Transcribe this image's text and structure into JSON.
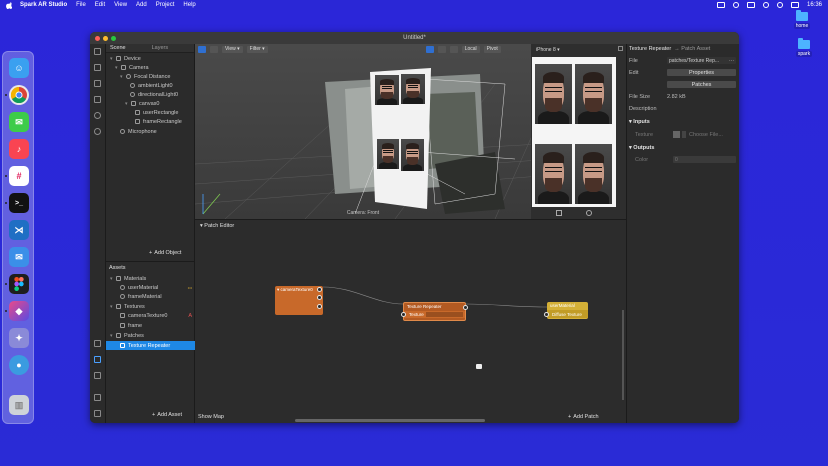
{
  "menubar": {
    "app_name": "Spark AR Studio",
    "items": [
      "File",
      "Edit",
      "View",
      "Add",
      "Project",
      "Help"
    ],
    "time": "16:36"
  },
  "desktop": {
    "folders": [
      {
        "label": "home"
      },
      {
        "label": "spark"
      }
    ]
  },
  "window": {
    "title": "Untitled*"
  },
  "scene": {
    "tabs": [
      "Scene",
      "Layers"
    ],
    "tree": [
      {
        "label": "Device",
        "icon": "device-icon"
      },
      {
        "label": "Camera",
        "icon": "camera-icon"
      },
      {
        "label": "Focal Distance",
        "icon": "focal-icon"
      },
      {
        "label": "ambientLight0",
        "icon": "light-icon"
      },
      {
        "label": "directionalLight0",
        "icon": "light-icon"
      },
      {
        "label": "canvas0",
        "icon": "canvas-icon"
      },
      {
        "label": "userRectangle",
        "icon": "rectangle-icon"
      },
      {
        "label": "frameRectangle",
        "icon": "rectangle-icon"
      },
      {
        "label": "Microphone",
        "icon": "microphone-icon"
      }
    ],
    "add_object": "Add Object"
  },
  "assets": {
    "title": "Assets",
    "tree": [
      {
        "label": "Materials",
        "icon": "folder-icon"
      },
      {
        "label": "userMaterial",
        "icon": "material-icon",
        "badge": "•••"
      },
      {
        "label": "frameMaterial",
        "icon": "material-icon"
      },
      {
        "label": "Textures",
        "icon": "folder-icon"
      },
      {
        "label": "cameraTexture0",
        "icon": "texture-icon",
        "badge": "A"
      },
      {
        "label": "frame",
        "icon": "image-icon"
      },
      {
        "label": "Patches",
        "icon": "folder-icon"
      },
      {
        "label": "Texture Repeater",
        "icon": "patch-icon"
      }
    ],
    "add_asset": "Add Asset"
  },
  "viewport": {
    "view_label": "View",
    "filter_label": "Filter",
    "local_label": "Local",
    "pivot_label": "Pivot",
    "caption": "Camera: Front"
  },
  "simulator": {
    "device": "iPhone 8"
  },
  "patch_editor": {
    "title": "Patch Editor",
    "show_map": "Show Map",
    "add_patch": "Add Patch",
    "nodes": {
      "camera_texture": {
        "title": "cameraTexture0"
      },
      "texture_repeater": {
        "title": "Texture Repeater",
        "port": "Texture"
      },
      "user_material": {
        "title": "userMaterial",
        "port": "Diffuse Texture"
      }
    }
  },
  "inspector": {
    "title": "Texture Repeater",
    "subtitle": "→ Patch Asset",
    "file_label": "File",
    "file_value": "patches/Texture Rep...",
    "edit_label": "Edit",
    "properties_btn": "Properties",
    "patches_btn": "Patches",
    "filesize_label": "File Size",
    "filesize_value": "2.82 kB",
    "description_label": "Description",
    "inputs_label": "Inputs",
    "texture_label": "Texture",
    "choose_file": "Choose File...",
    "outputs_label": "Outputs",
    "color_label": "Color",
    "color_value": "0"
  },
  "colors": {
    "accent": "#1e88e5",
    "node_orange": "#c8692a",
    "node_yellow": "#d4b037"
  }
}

| Given request |
Reproduce the entries exactly. Do not carry over any picture.

| Result of this exercise |
Transcribe this image's text and structure into JSON.
{
  "menubar": {
    "app_name": "Spark AR Studio",
    "items": [
      "File",
      "Edit",
      "View",
      "Add",
      "Project",
      "Help"
    ],
    "time": "16:36"
  },
  "desktop": {
    "folders": [
      {
        "label": "home"
      },
      {
        "label": "spark"
      }
    ]
  },
  "window": {
    "title": "Untitled*"
  },
  "scene": {
    "tabs": [
      "Scene",
      "Layers"
    ],
    "tree": [
      {
        "label": "Device",
        "icon": "device-icon"
      },
      {
        "label": "Camera",
        "icon": "camera-icon"
      },
      {
        "label": "Focal Distance",
        "icon": "focal-icon"
      },
      {
        "label": "ambientLight0",
        "icon": "light-icon"
      },
      {
        "label": "directionalLight0",
        "icon": "light-icon"
      },
      {
        "label": "canvas0",
        "icon": "canvas-icon"
      },
      {
        "label": "userRectangle",
        "icon": "rectangle-icon"
      },
      {
        "label": "frameRectangle",
        "icon": "rectangle-icon"
      },
      {
        "label": "Microphone",
        "icon": "microphone-icon"
      }
    ],
    "add_object": "Add Object"
  },
  "assets": {
    "title": "Assets",
    "tree": [
      {
        "label": "Materials",
        "icon": "folder-icon"
      },
      {
        "label": "userMaterial",
        "icon": "material-icon",
        "badge": "•••"
      },
      {
        "label": "frameMaterial",
        "icon": "material-icon"
      },
      {
        "label": "Textures",
        "icon": "folder-icon"
      },
      {
        "label": "cameraTexture0",
        "icon": "texture-icon",
        "badge": "A"
      },
      {
        "label": "frame",
        "icon": "image-icon"
      },
      {
        "label": "Patches",
        "icon": "folder-icon"
      },
      {
        "label": "Texture Repeater",
        "icon": "patch-icon"
      }
    ],
    "add_asset": "Add Asset"
  },
  "viewport": {
    "view_label": "View",
    "filter_label": "Filter",
    "local_label": "Local",
    "pivot_label": "Pivot",
    "caption": "Camera: Front"
  },
  "simulator": {
    "device": "iPhone 8"
  },
  "patch_editor": {
    "title": "Patch Editor",
    "show_map": "Show Map",
    "add_patch": "Add Patch",
    "nodes": {
      "camera_texture": {
        "title": "cameraTexture0"
      },
      "texture_repeater": {
        "title": "Texture Repeater",
        "port": "Texture"
      },
      "user_material": {
        "title": "userMaterial",
        "port": "Diffuse Texture"
      }
    }
  },
  "inspector": {
    "title": "Texture Repeater",
    "subtitle": "→ Patch Asset",
    "file_label": "File",
    "file_value": "patches/Texture Rep...",
    "edit_label": "Edit",
    "properties_btn": "Properties",
    "patches_btn": "Patches",
    "filesize_label": "File Size",
    "filesize_value": "2.82 kB",
    "description_label": "Description",
    "inputs_label": "Inputs",
    "texture_label": "Texture",
    "choose_file": "Choose File...",
    "outputs_label": "Outputs",
    "color_label": "Color",
    "color_value": "0"
  },
  "colors": {
    "accent": "#1e88e5",
    "node_orange": "#c8692a",
    "node_yellow": "#d4b037"
  }
}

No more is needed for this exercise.